TASK GOAL »
Return the listing below in full, with every line exactly as it is.

'''

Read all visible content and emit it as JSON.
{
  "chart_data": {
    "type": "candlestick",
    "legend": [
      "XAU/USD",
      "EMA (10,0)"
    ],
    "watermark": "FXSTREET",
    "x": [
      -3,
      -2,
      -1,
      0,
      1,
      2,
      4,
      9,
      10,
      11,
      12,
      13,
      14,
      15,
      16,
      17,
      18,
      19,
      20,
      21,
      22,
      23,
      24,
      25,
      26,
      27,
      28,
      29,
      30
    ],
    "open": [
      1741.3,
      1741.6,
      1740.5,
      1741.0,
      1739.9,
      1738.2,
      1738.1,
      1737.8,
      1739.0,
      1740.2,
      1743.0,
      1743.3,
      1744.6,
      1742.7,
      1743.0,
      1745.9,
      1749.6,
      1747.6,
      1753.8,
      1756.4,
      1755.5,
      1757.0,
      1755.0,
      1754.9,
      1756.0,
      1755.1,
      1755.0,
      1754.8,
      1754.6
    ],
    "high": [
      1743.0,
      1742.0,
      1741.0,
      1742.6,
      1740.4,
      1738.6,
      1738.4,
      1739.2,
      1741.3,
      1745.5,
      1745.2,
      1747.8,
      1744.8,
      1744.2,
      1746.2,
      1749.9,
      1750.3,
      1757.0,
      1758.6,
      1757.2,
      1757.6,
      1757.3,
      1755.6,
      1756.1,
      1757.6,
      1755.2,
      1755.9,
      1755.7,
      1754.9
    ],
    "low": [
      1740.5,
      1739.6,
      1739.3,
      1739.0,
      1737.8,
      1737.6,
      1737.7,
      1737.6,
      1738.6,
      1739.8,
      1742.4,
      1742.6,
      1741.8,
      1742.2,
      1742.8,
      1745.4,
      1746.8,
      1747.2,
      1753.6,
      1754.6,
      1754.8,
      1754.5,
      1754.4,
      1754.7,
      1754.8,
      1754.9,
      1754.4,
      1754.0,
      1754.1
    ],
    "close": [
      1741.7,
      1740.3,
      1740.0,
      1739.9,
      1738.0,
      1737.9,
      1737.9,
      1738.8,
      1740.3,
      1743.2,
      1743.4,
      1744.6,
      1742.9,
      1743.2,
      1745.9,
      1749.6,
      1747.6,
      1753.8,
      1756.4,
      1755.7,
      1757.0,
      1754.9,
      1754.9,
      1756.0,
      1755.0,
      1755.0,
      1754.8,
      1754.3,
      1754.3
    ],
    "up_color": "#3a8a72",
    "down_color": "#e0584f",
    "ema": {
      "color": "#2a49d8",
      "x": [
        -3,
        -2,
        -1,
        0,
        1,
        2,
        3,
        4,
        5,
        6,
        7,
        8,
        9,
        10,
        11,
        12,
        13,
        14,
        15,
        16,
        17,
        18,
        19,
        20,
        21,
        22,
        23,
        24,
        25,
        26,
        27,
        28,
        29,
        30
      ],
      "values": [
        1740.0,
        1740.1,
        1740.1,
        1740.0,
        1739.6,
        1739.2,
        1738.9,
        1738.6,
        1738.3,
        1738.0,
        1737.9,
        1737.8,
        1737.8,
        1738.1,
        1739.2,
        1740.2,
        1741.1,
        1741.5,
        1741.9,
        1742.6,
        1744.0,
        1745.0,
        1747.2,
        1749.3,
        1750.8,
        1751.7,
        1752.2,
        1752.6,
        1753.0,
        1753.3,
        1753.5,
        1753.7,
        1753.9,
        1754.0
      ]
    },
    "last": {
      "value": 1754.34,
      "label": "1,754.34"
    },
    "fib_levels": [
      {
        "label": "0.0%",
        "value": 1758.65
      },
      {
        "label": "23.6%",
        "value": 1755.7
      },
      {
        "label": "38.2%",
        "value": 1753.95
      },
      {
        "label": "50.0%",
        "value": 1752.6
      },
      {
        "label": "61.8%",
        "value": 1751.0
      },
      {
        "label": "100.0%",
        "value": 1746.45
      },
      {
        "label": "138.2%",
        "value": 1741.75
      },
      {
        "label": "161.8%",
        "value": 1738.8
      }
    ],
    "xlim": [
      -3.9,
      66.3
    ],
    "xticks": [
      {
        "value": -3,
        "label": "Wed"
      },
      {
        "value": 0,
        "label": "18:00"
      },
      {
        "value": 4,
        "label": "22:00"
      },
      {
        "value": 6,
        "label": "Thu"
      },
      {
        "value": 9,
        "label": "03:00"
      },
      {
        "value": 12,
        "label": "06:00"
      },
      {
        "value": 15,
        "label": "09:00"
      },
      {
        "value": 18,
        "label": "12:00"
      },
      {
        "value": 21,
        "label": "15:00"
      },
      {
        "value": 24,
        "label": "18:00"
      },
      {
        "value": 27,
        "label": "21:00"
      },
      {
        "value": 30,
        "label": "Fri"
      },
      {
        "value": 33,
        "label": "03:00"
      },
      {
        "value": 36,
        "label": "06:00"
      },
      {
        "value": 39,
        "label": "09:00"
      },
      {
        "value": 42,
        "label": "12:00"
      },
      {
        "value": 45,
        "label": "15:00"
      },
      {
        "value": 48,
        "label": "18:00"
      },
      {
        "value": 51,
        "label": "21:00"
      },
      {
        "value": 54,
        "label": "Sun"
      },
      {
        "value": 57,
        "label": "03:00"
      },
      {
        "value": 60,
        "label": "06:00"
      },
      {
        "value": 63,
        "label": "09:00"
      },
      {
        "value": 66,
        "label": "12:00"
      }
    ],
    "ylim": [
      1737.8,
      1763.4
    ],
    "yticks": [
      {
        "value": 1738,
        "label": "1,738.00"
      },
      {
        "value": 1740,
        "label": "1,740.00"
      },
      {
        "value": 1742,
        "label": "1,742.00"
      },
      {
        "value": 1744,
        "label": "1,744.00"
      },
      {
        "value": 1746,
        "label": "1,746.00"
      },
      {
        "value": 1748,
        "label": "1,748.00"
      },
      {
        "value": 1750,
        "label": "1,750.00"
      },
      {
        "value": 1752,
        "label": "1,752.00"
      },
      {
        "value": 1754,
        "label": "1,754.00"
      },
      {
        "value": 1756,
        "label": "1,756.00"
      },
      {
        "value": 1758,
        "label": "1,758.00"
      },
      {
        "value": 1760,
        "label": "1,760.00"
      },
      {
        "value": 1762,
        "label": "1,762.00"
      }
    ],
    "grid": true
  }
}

'''

EXERCISE RESPONSE »
Read all visible content and emit it as JSON.
{
  "chart_data": {
    "type": "candlestick",
    "legend": [
      "XAU/USD",
      "EMA (10,0)"
    ],
    "watermark": "FXSTREET",
    "x": [
      -3,
      -2,
      -1,
      0,
      1,
      2,
      4,
      9,
      10,
      11,
      12,
      13,
      14,
      15,
      16,
      17,
      18,
      19,
      20,
      21,
      22,
      23,
      24,
      25,
      26,
      27,
      28,
      29,
      30
    ],
    "open": [
      1741.3,
      1741.6,
      1740.5,
      1741.0,
      1739.9,
      1738.2,
      1738.1,
      1737.8,
      1739.0,
      1740.2,
      1743.0,
      1743.3,
      1744.6,
      1742.7,
      1743.0,
      1745.9,
      1749.6,
      1747.6,
      1753.8,
      1756.4,
      1755.5,
      1757.0,
      1755.0,
      1754.9,
      1756.0,
      1755.1,
      1755.0,
      1754.8,
      1754.6
    ],
    "high": [
      1743.0,
      1742.0,
      1741.0,
      1742.6,
      1740.4,
      1738.6,
      1738.4,
      1739.2,
      1741.3,
      1745.5,
      1745.2,
      1747.8,
      1744.8,
      1744.2,
      1746.2,
      1749.9,
      1750.3,
      1757.0,
      1758.6,
      1757.2,
      1757.6,
      1757.3,
      1755.6,
      1756.1,
      1757.6,
      1755.2,
      1755.9,
      1755.7,
      1754.9
    ],
    "low": [
      1740.5,
      1739.6,
      1739.3,
      1739.0,
      1737.8,
      1737.6,
      1737.7,
      1737.6,
      1738.6,
      1739.8,
      1742.4,
      1742.6,
      1741.8,
      1742.2,
      1742.8,
      1745.4,
      1746.8,
      1747.2,
      1753.6,
      1754.6,
      1754.8,
      1754.5,
      1754.4,
      1754.7,
      1754.8,
      1754.9,
      1754.4,
      1754.0,
      1754.1
    ],
    "close": [
      1741.7,
      1740.3,
      1740.0,
      1739.9,
      1738.0,
      1737.9,
      1737.9,
      1738.8,
      1740.3,
      1743.2,
      1743.4,
      1744.6,
      1742.9,
      1743.2,
      1745.9,
      1749.6,
      1747.6,
      1753.8,
      1756.4,
      1755.7,
      1757.0,
      1754.9,
      1754.9,
      1756.0,
      1755.0,
      1755.0,
      1754.8,
      1754.3,
      1754.3
    ],
    "up_color": "#3a8a72",
    "down_color": "#e0584f",
    "ema": {
      "color": "#2a49d8",
      "x": [
        -3,
        -2,
        -1,
        0,
        1,
        2,
        3,
        4,
        5,
        6,
        7,
        8,
        9,
        10,
        11,
        12,
        13,
        14,
        15,
        16,
        17,
        18,
        19,
        20,
        21,
        22,
        23,
        24,
        25,
        26,
        27,
        28,
        29,
        30
      ],
      "values": [
        1740.0,
        1740.1,
        1740.1,
        1740.0,
        1739.6,
        1739.2,
        1738.9,
        1738.6,
        1738.3,
        1738.0,
        1737.9,
        1737.8,
        1737.8,
        1738.1,
        1739.2,
        1740.2,
        1741.1,
        1741.5,
        1741.9,
        1742.6,
        1744.0,
        1745.0,
        1747.2,
        1749.3,
        1750.8,
        1751.7,
        1752.2,
        1752.6,
        1753.0,
        1753.3,
        1753.5,
        1753.7,
        1753.9,
        1754.0
      ]
    },
    "last": {
      "value": 1754.34,
      "label": "1,754.34"
    },
    "fib_levels": [
      {
        "label": "0.0%",
        "value": 1758.65
      },
      {
        "label": "23.6%",
        "value": 1755.7
      },
      {
        "label": "38.2%",
        "value": 1753.95
      },
      {
        "label": "50.0%",
        "value": 1752.6
      },
      {
        "label": "61.8%",
        "value": 1751.0
      },
      {
        "label": "100.0%",
        "value": 1746.45
      },
      {
        "label": "138.2%",
        "value": 1741.75
      },
      {
        "label": "161.8%",
        "value": 1738.8
      }
    ],
    "xlim": [
      -3.9,
      66.3
    ],
    "xticks": [
      {
        "value": -3,
        "label": "Wed"
      },
      {
        "value": 0,
        "label": "18:00"
      },
      {
        "value": 4,
        "label": "22:00"
      },
      {
        "value": 6,
        "label": "Thu"
      },
      {
        "value": 9,
        "label": "03:00"
      },
      {
        "value": 12,
        "label": "06:00"
      },
      {
        "value": 15,
        "label": "09:00"
      },
      {
        "value": 18,
        "label": "12:00"
      },
      {
        "value": 21,
        "label": "15:00"
      },
      {
        "value": 24,
        "label": "18:00"
      },
      {
        "value": 27,
        "label": "21:00"
      },
      {
        "value": 30,
        "label": "Fri"
      },
      {
        "value": 33,
        "label": "03:00"
      },
      {
        "value": 36,
        "label": "06:00"
      },
      {
        "value": 39,
        "label": "09:00"
      },
      {
        "value": 42,
        "label": "12:00"
      },
      {
        "value": 45,
        "label": "15:00"
      },
      {
        "value": 48,
        "label": "18:00"
      },
      {
        "value": 51,
        "label": "21:00"
      },
      {
        "value": 54,
        "label": "Sun"
      },
      {
        "value": 57,
        "label": "03:00"
      },
      {
        "value": 60,
        "label": "06:00"
      },
      {
        "value": 63,
        "label": "09:00"
      },
      {
        "value": 66,
        "label": "12:00"
      }
    ],
    "ylim": [
      1737.8,
      1763.4
    ],
    "yticks": [
      {
        "value": 1738,
        "label": "1,738.00"
      },
      {
        "value": 1740,
        "label": "1,740.00"
      },
      {
        "value": 1742,
        "label": "1,742.00"
      },
      {
        "value": 1744,
        "label": "1,744.00"
      },
      {
        "value": 1746,
        "label": "1,746.00"
      },
      {
        "value": 1748,
        "label": "1,748.00"
      },
      {
        "value": 1750,
        "label": "1,750.00"
      },
      {
        "value": 1752,
        "label": "1,752.00"
      },
      {
        "value": 1754,
        "label": "1,754.00"
      },
      {
        "value": 1756,
        "label": "1,756.00"
      },
      {
        "value": 1758,
        "label": "1,758.00"
      },
      {
        "value": 1760,
        "label": "1,760.00"
      },
      {
        "value": 1762,
        "label": "1,762.00"
      }
    ],
    "grid": true
  }
}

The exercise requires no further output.